(Dataset listings of figures)
[start]
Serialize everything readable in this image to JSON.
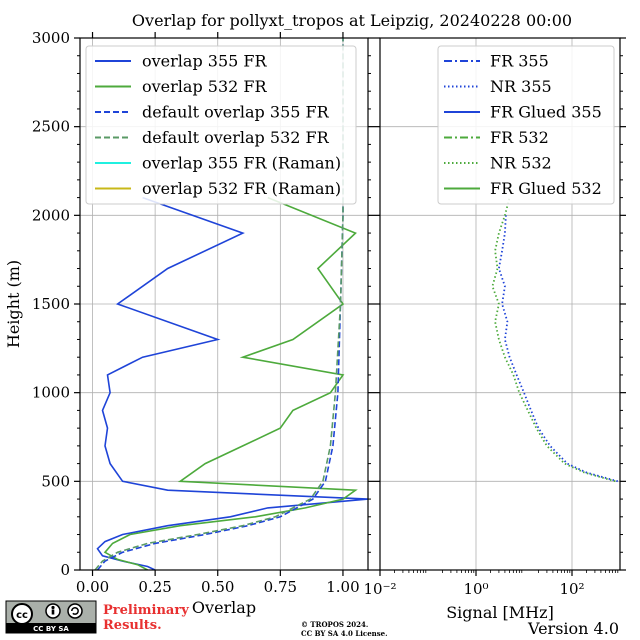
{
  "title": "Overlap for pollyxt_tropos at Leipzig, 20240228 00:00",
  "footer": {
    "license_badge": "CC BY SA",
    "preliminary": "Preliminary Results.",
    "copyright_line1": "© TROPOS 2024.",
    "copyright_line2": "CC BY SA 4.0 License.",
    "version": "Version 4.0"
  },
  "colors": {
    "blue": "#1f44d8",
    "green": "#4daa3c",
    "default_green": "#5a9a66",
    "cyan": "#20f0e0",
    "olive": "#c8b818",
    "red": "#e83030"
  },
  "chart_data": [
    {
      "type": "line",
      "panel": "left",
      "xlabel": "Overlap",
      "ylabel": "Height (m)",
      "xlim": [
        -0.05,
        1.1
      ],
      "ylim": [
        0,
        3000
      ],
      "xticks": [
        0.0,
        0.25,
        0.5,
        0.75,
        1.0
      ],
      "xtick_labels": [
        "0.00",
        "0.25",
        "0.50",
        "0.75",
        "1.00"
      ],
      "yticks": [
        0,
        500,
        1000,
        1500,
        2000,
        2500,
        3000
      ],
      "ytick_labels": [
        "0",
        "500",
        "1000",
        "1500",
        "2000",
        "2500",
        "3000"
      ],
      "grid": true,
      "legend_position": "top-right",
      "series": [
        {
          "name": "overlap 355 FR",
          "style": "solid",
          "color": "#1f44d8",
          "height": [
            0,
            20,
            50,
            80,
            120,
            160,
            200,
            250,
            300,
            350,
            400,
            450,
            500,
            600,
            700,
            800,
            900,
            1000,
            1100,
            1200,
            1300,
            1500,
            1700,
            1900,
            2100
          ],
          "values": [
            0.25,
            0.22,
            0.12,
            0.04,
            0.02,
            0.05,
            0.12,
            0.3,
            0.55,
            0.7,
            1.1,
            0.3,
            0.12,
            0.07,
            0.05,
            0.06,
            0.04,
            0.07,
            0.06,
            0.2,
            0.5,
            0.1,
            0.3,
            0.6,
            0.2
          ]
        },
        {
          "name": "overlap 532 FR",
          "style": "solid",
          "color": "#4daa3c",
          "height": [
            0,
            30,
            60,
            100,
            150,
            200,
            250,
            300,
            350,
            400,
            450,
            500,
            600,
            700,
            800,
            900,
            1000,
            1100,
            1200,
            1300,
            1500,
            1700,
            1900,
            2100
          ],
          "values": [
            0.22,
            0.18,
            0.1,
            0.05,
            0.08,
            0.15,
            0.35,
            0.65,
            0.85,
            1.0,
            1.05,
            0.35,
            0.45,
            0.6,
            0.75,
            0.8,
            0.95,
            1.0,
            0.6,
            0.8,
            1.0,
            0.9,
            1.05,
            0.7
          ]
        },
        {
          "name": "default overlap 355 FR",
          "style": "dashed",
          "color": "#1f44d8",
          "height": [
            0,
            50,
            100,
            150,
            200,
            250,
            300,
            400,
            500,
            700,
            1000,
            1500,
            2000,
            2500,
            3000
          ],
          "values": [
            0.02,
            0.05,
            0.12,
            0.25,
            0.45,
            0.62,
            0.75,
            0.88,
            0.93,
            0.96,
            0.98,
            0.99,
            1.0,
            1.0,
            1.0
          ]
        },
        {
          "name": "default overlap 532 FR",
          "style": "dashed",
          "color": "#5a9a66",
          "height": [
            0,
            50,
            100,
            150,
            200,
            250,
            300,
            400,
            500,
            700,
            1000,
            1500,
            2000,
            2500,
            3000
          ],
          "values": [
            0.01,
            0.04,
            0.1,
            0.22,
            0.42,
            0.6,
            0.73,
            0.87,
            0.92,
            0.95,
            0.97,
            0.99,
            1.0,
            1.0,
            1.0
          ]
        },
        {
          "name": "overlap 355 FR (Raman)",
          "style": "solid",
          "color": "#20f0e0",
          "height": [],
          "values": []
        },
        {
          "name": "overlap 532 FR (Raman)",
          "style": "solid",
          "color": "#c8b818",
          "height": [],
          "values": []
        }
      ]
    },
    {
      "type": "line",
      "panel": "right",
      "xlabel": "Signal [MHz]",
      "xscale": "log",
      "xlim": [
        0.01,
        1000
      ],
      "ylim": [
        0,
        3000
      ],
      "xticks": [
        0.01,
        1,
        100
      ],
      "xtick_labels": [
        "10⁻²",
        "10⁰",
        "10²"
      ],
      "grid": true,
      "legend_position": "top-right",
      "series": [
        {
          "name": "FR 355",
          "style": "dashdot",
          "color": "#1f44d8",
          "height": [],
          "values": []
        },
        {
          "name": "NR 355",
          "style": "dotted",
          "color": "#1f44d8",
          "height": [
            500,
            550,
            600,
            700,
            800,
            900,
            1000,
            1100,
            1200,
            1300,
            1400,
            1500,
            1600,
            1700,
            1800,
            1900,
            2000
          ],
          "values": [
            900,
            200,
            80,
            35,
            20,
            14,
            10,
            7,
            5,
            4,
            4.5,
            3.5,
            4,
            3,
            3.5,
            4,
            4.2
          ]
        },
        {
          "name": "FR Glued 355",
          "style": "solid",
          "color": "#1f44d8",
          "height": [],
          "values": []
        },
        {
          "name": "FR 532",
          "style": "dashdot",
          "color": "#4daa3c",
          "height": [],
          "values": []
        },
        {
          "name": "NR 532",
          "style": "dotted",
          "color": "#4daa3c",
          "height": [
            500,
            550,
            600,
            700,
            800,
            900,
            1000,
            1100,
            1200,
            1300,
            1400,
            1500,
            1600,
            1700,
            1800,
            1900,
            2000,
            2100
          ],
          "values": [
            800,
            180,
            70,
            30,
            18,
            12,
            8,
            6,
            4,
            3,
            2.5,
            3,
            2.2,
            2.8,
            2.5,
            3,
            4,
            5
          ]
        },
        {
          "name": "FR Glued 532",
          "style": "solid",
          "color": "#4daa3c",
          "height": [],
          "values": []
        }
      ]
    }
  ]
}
[end]
Given instruction :: Determine how many lines of the listing above hold the word "name". Report that number without anything else.

Exercise solution :: 12